··· DATA FOR PROCESSING

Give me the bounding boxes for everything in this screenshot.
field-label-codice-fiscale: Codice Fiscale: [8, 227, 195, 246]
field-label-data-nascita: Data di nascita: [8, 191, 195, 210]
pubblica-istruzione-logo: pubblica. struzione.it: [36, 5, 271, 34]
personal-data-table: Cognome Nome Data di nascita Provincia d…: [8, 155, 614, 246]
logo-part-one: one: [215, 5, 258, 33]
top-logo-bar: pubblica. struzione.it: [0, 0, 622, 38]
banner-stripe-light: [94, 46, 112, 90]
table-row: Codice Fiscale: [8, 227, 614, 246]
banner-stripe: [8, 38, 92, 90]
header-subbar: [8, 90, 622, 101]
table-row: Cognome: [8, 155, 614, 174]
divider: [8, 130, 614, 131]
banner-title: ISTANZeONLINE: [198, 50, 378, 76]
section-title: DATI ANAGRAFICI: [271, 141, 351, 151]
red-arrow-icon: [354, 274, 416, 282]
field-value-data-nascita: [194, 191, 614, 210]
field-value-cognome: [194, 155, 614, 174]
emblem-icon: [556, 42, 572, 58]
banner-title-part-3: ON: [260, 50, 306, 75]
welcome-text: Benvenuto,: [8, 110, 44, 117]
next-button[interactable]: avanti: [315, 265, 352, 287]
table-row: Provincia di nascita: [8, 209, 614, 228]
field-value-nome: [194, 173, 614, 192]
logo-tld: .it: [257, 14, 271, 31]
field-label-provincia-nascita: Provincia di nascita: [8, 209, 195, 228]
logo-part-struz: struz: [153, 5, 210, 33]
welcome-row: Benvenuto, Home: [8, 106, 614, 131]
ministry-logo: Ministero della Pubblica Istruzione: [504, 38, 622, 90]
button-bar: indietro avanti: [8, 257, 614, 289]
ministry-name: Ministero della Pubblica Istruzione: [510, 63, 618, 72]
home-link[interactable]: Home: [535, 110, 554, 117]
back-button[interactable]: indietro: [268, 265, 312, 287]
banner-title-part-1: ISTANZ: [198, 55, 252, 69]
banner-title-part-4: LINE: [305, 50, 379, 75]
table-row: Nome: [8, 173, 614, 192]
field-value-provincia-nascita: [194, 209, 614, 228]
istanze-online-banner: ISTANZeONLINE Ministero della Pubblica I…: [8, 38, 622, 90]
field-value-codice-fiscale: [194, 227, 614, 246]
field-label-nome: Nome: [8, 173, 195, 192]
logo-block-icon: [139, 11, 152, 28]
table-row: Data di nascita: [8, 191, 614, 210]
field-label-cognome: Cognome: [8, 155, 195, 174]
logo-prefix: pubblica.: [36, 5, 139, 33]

······

- WHAT TO PRODUCE
Print all of the lines above verbatim, with no changes.

- REPLY
Give me the bounding boxes for everything in this screenshot.
field-label-codice-fiscale: Codice Fiscale: [8, 227, 195, 246]
field-label-data-nascita: Data di nascita: [8, 191, 195, 210]
pubblica-istruzione-logo: pubblica. struzione.it: [36, 5, 271, 34]
personal-data-table: Cognome Nome Data di nascita Provincia d…: [8, 155, 614, 246]
logo-part-one: one: [215, 5, 258, 33]
top-logo-bar: pubblica. struzione.it: [0, 0, 622, 38]
banner-stripe-light: [94, 46, 112, 90]
table-row: Codice Fiscale: [8, 227, 614, 246]
banner-stripe: [8, 38, 92, 90]
header-subbar: [8, 90, 622, 101]
table-row: Cognome: [8, 155, 614, 174]
divider: [8, 130, 614, 131]
banner-title: ISTANZeONLINE: [198, 50, 378, 76]
section-title: DATI ANAGRAFICI: [271, 141, 351, 151]
red-arrow-icon: [354, 274, 416, 282]
field-value-data-nascita: [194, 191, 614, 210]
field-value-cognome: [194, 155, 614, 174]
emblem-icon: [556, 42, 572, 58]
banner-title-part-3: ON: [260, 50, 306, 75]
welcome-text: Benvenuto,: [8, 110, 44, 117]
next-button[interactable]: avanti: [315, 265, 352, 287]
table-row: Provincia di nascita: [8, 209, 614, 228]
field-value-nome: [194, 173, 614, 192]
logo-tld: .it: [257, 14, 271, 31]
field-label-provincia-nascita: Provincia di nascita: [8, 209, 195, 228]
logo-part-struz: struz: [153, 5, 210, 33]
welcome-row: Benvenuto, Home: [8, 106, 614, 131]
ministry-logo: Ministero della Pubblica Istruzione: [504, 38, 622, 90]
button-bar: indietro avanti: [8, 257, 614, 289]
ministry-name: Ministero della Pubblica Istruzione: [510, 63, 618, 72]
home-link[interactable]: Home: [535, 110, 554, 117]
back-button[interactable]: indietro: [268, 265, 312, 287]
banner-title-part-1: ISTANZ: [198, 55, 252, 69]
banner-title-part-4: LINE: [305, 50, 379, 75]
table-row: Nome: [8, 173, 614, 192]
field-value-provincia-nascita: [194, 209, 614, 228]
istanze-online-banner: ISTANZeONLINE Ministero della Pubblica I…: [8, 38, 622, 90]
field-value-codice-fiscale: [194, 227, 614, 246]
field-label-nome: Nome: [8, 173, 195, 192]
logo-block-icon: [139, 11, 152, 28]
table-row: Data di nascita: [8, 191, 614, 210]
field-label-cognome: Cognome: [8, 155, 195, 174]
logo-prefix: pubblica.: [36, 5, 139, 33]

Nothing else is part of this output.